## Texto presentado

»»

``Esos que asaltan no son taxistas''
Cristina Pacheco Ť En Balderas, a la hora pico de un día entre semana, le hice la parada a un taxi. Abrí la portezuela. A pesar de mi urgencia quedé inmóvil por el asombro de ver al conductor enjaulado. Sus facciones se me esfumaron a causa de la trama metálica. Roja, acentuaba la pesadez de un sol invernal y el agobio del taxista que de un manotazo apagó la estación de las noticias.
Al fin ocupé mi sitio. El chofer arrancó despacio, mirándome siempre por el espejo retrovisor. Ahora comprendo que mi indecisión provocó su desconfianza, pero en aquel momento su insistencia me atemorizó y me recordó ciertas noticias de nota roja. Desvié la mirada. Respiré con alivio cuando vi el tarjetón colgado del botoncito de la guantera.
Me esforcé por interesarme en las escenas callejeras. No lo conseguí. Tampoco logré sentirme cómoda. Me avergonzaba disponer de un espacio que, por mínimo que fuera, resultaba muchocho más amplio que el del taxista. La menor de sus maniobras hacía chocar sus codos contra la portezuela o la reja; en los enfrenones el volante tocaba su pecho. Me pregunté --y aún me pregunto-- cómo se sentía ese hombre tras doce horas de confinamiento en tan miserable espacio. Pensé también en su fatiga los fines de quincena o los días de marchas y plantones, cuando el tránsito se inmoviliza y los trayectos se alargan hasta la desesperación.

««

## Registros de datos
»»

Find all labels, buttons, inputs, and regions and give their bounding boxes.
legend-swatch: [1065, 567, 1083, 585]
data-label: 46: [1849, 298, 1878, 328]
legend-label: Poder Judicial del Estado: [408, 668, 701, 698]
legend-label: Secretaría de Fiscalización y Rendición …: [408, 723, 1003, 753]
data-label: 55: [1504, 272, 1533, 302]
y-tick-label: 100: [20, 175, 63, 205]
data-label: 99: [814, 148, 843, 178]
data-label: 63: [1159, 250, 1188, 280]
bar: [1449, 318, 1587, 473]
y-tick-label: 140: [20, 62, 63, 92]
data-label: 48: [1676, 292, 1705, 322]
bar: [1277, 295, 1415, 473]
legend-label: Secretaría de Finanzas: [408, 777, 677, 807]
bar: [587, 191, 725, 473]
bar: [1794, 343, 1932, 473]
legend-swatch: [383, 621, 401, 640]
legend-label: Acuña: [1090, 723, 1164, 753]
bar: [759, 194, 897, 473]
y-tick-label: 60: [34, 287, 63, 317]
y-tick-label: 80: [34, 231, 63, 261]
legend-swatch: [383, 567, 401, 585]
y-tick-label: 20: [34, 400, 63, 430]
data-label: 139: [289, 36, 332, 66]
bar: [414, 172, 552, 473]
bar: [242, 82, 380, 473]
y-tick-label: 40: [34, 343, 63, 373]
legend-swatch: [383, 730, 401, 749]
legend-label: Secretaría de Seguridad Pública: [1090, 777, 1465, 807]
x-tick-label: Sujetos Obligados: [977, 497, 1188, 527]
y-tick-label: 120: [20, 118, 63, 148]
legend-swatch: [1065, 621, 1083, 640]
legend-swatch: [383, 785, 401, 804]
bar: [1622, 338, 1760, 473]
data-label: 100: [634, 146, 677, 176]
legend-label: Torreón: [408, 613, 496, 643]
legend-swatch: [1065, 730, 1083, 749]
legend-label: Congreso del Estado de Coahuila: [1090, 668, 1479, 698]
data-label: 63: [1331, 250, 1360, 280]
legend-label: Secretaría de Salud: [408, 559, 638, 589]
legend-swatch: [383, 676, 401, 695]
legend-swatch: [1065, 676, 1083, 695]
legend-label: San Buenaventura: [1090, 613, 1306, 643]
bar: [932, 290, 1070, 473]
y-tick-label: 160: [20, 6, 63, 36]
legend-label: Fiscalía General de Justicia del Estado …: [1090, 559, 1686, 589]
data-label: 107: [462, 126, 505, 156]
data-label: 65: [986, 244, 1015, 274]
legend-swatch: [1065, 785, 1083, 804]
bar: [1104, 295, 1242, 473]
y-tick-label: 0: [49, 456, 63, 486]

««

## Ejercicio propuesto 1
Sustituye "volante" por "timón" al reescribir el fragmento del texto del taxi que comienza con "Me esforcé por" y continúa hasta "hasta la desesperación.".
## Ejercicio propuesto 2
Responde a partir del texto del taxi:
(a) ¿En qué lugar se le hace la parada al taxi?
(b) ¿De qué color es la trama metálica que rodea al conductor?
(c) ¿Cuántas horas de confinamiento se imaginan para el taxista?

## Solución del ejercicio 1
Me esforcé por interesarme en las escenas callejeras. No lo conseguí. Tampoco logré sentirme cómoda. Me avergonzaba disponer de un espacio que, por mínimo que fuera, resultaba muchocho más amplio que el del taxista. La menor de sus maniobras hacía chocar sus codos contra la portezuela o la reja; en los enfrenones el timón tocaba su pecho. Me pregunté --y aún me pregunto-- cómo se sentía ese hombre tras doce horas de confinamiento en tan miserable espacio. Pensé también en su fatiga los fines de quincena o los días de marchas y plantones, cuando el tránsito se inmoviliza y los trayectos se alargan hasta la desesperación.

## Solución del ejercicio 2
(a) En Balderas.
(b) Roja.
(c) Doce horas.